— WHAT IS ASKED —
Print the line that contains "Convert this document image to plain text." and every line after it through the last line of the records below, exactly as written and nothing else.

— MATERIAL FOR THE TASK —
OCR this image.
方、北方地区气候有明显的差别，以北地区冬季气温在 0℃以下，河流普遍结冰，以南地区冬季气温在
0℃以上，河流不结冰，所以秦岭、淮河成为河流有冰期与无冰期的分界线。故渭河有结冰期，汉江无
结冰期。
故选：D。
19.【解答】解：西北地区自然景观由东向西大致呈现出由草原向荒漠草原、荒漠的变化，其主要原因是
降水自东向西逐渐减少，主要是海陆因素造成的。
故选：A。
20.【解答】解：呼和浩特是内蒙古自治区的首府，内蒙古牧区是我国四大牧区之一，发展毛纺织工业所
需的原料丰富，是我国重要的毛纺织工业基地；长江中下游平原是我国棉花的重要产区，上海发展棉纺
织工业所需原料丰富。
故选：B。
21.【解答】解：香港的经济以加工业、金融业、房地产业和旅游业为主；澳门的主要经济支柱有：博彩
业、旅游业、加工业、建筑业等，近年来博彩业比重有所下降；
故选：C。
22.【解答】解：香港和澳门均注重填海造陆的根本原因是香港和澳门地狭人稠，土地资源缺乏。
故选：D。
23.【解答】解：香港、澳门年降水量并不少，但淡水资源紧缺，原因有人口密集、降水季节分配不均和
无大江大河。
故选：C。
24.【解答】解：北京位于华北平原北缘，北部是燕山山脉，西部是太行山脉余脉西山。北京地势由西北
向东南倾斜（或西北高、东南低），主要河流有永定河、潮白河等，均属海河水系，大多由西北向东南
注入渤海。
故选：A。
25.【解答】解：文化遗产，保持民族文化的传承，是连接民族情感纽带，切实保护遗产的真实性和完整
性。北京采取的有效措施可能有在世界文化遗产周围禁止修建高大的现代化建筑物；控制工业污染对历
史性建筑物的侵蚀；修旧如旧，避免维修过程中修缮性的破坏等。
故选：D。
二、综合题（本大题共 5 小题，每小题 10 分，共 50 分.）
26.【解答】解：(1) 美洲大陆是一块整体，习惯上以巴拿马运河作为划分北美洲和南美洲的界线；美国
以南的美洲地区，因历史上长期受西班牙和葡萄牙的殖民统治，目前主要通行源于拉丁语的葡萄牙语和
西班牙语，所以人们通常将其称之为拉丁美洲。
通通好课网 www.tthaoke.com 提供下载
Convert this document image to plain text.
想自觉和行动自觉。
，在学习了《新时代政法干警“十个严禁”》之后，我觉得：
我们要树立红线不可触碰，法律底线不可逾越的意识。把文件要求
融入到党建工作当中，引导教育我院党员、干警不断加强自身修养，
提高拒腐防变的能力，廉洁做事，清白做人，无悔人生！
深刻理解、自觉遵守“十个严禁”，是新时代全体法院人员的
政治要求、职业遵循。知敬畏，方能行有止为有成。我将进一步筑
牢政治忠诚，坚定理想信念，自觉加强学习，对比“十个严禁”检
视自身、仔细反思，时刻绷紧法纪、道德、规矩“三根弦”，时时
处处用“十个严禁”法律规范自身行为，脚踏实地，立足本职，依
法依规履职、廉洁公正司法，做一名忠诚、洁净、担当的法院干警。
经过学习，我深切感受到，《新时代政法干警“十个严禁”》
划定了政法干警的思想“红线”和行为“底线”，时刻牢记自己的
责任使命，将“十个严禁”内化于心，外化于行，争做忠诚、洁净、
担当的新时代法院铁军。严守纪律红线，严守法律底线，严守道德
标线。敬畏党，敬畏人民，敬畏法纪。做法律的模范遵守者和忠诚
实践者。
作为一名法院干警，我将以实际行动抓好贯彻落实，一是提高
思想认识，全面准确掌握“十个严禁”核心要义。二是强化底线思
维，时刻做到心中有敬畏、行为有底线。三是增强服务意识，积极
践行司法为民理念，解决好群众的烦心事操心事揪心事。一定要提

— SOLUTION TO THE PROBLEM —
Convert this document image to plain text.
想自觉和行动自觉。
，在学习了《新时代政法干警“十个严禁”》之后，我觉得：
我们要树立红线不可触碰，法律底线不可逾越的意识。把文件要求
融入到党建工作当中，引导教育我院党员、干警不断加强自身修养，
提高拒腐防变的能力，廉洁做事，清白做人，无悔人生！
深刻理解、自觉遵守“十个严禁”，是新时代全体法院人员的
政治要求、职业遵循。知敬畏，方能行有止为有成。我将进一步筑
牢政治忠诚，坚定理想信念，自觉加强学习，对比“十个严禁”检
视自身、仔细反思，时刻绷紧法纪、道德、规矩“三根弦”，时时
处处用“十个严禁”法律规范自身行为，脚踏实地，立足本职，依
法依规履职、廉洁公正司法，做一名忠诚、洁净、担当的法院干警。
经过学习，我深切感受到，《新时代政法干警“十个严禁”》
划定了政法干警的思想“红线”和行为“底线”，时刻牢记自己的
责任使命，将“十个严禁”内化于心，外化于行，争做忠诚、洁净、
担当的新时代法院铁军。严守纪律红线，严守法律底线，严守道德
标线。敬畏党，敬畏人民，敬畏法纪。做法律的模范遵守者和忠诚
实践者。
作为一名法院干警，我将以实际行动抓好贯彻落实，一是提高
思想认识，全面准确掌握“十个严禁”核心要义。二是强化底线思
维，时刻做到心中有敬畏、行为有底线。三是增强服务意识，积极
践行司法为民理念，解决好群众的烦心事操心事揪心事。一定要提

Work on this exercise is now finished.